DATA FOR THIS EXERCISE>
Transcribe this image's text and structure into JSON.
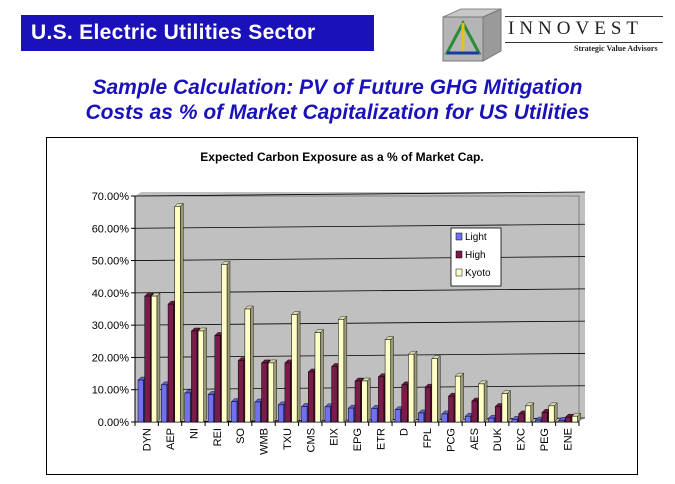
{
  "banner": {
    "title": "U.S. Electric Utilities Sector"
  },
  "logo": {
    "name": "INNOVEST",
    "tagline": "Strategic Value Advisors"
  },
  "headline": {
    "line1": "Sample Calculation: PV of Future GHG Mitigation",
    "line2": "Costs as % of Market Capitalization for US Utilities"
  },
  "chart_data": {
    "type": "bar",
    "title": "Expected Carbon Exposure as a % of Market Cap.",
    "xlabel": "",
    "ylabel": "",
    "ylim": [
      0,
      0.7
    ],
    "yticks": [
      "0.00%",
      "10.00%",
      "20.00%",
      "30.00%",
      "40.00%",
      "50.00%",
      "60.00%",
      "70.00%"
    ],
    "grid": true,
    "legend_position": "upper-right-inside",
    "categories": [
      "DYN",
      "AEP",
      "NI",
      "REI",
      "SO",
      "WMB",
      "TXU",
      "CMS",
      "EIX",
      "EPG",
      "ETR",
      "D",
      "FPL",
      "PCG",
      "AES",
      "DUK",
      "EXC",
      "PEG",
      "ENE"
    ],
    "series": [
      {
        "name": "Light",
        "color": "#7070f0",
        "values": [
          0.13,
          0.115,
          0.09,
          0.085,
          0.063,
          0.062,
          0.053,
          0.048,
          0.047,
          0.043,
          0.042,
          0.038,
          0.028,
          0.025,
          0.018,
          0.012,
          0.008,
          0.006,
          0.005
        ]
      },
      {
        "name": "High",
        "color": "#7a1c4a",
        "values": [
          0.39,
          0.365,
          0.282,
          0.268,
          0.19,
          0.183,
          0.183,
          0.155,
          0.172,
          0.127,
          0.14,
          0.115,
          0.108,
          0.08,
          0.065,
          0.048,
          0.025,
          0.03,
          0.015
        ]
      },
      {
        "name": "Kyoto",
        "color": "#ffffc8",
        "values": [
          0.39,
          0.668,
          0.282,
          0.488,
          0.35,
          0.183,
          0.333,
          0.277,
          0.318,
          0.127,
          0.255,
          0.21,
          0.196,
          0.142,
          0.118,
          0.088,
          0.05,
          0.05,
          0.018
        ]
      }
    ]
  }
}
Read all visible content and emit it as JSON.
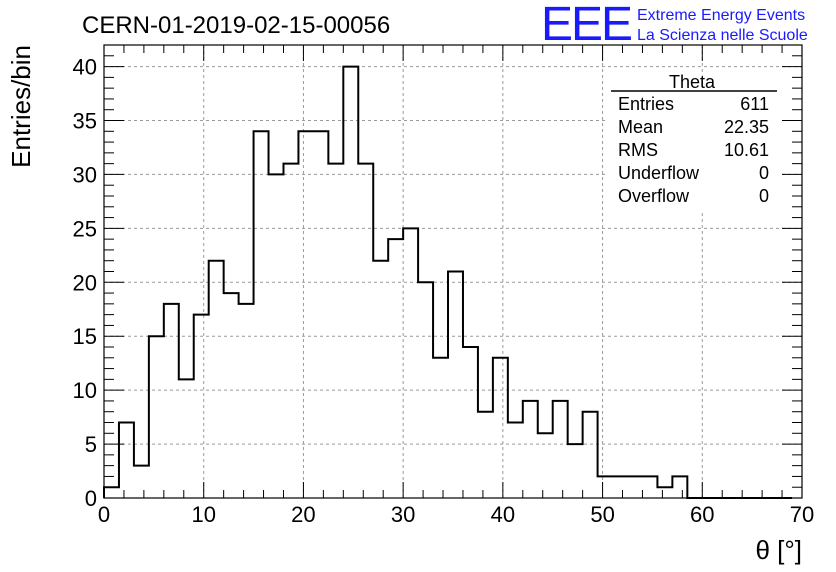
{
  "chart_data": {
    "type": "bar",
    "title": "CERN-01-2019-02-15-00056",
    "xlabel": "θ [°]",
    "ylabel": "Entries/bin",
    "xlim": [
      0,
      70
    ],
    "ylim": [
      0,
      42
    ],
    "xticks": [
      0,
      10,
      20,
      30,
      40,
      50,
      60,
      70
    ],
    "yticks": [
      0,
      5,
      10,
      15,
      20,
      25,
      30,
      35,
      40
    ],
    "grid": true,
    "bin_width": 1.5,
    "bin_start": 0,
    "values": [
      1,
      7,
      3,
      15,
      18,
      11,
      17,
      22,
      19,
      18,
      34,
      30,
      31,
      34,
      34,
      31,
      40,
      31,
      22,
      24,
      25,
      20,
      13,
      21,
      14,
      8,
      13,
      7,
      9,
      6,
      9,
      5,
      8,
      2,
      2,
      2,
      2,
      1,
      2,
      0,
      0,
      0,
      0,
      0,
      0,
      0
    ],
    "line_color": "#000000"
  },
  "stats_box": {
    "title": "Theta",
    "rows": [
      {
        "label": "Entries",
        "value": "611"
      },
      {
        "label": "Mean",
        "value": "22.35"
      },
      {
        "label": "RMS",
        "value": "10.61"
      },
      {
        "label": "Underflow",
        "value": "0"
      },
      {
        "label": "Overflow",
        "value": "0"
      }
    ]
  },
  "logo": {
    "mark": "EEE",
    "line1": "Extreme Energy Events",
    "line2": "La Scienza nelle Scuole",
    "color": "#1a1aff"
  }
}
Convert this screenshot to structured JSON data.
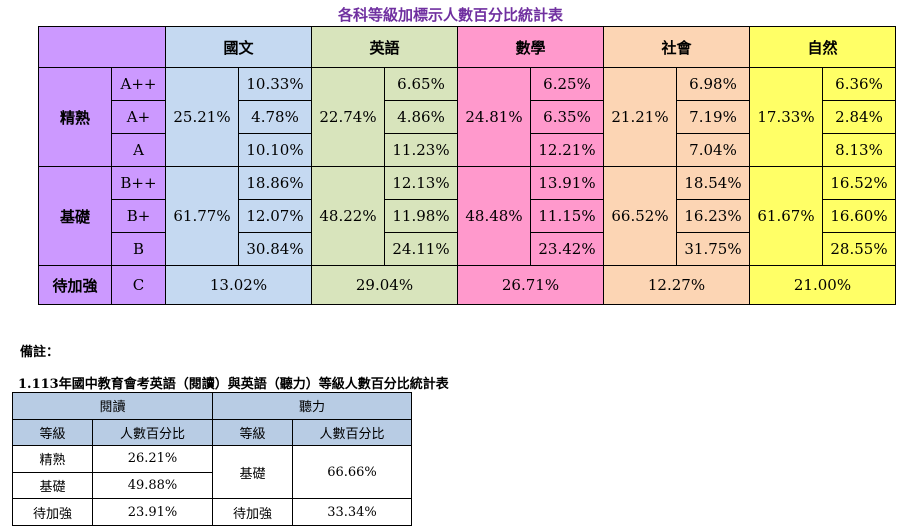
{
  "title": "各科等級加標示人數百分比統計表",
  "main_table": {
    "subjects": [
      "國文",
      "英語",
      "數學",
      "社會",
      "自然"
    ],
    "groups": [
      {
        "label": "精熟",
        "levels": [
          "A++",
          "A+",
          "A"
        ],
        "totals": [
          "25.21%",
          "22.74%",
          "24.81%",
          "21.21%",
          "17.33%"
        ],
        "values": [
          [
            "10.33%",
            "6.65%",
            "6.25%",
            "6.98%",
            "6.36%"
          ],
          [
            "4.78%",
            "4.86%",
            "6.35%",
            "7.19%",
            "2.84%"
          ],
          [
            "10.10%",
            "11.23%",
            "12.21%",
            "7.04%",
            "8.13%"
          ]
        ]
      },
      {
        "label": "基礎",
        "levels": [
          "B++",
          "B+",
          "B"
        ],
        "totals": [
          "61.77%",
          "48.22%",
          "48.48%",
          "66.52%",
          "61.67%"
        ],
        "values": [
          [
            "18.86%",
            "12.13%",
            "13.91%",
            "18.54%",
            "16.52%"
          ],
          [
            "12.07%",
            "11.98%",
            "11.15%",
            "16.23%",
            "16.60%"
          ],
          [
            "30.84%",
            "24.11%",
            "23.42%",
            "31.75%",
            "28.55%"
          ]
        ]
      }
    ],
    "weak": {
      "label": "待加強",
      "level": "C",
      "values": [
        "13.02%",
        "29.04%",
        "26.71%",
        "12.27%",
        "21.00%"
      ]
    }
  },
  "note": {
    "heading": "備註：",
    "item_title": "1.113年國中教育會考英語（閱讀）與英語（聽力）等級人數百分比統計表",
    "table": {
      "headers": [
        "閱讀",
        "聽力"
      ],
      "subheaders": [
        "等級",
        "人數百分比",
        "等級",
        "人數百分比"
      ],
      "reading": [
        [
          "精熟",
          "26.21%"
        ],
        [
          "基礎",
          "49.88%"
        ],
        [
          "待加強",
          "23.91%"
        ]
      ],
      "listening": [
        [
          "基礎",
          "66.66%"
        ],
        [
          "待加強",
          "33.34%"
        ]
      ]
    }
  }
}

TASK BRIEF>
Show, from the material above, each line that includes the string "JSON".

ANSWER TO THIS PROBLEM>
Transcribe this image's text and structure into JSON.
Read all visible content and emit it as JSON.
Convert this screenshot to structured JSON data.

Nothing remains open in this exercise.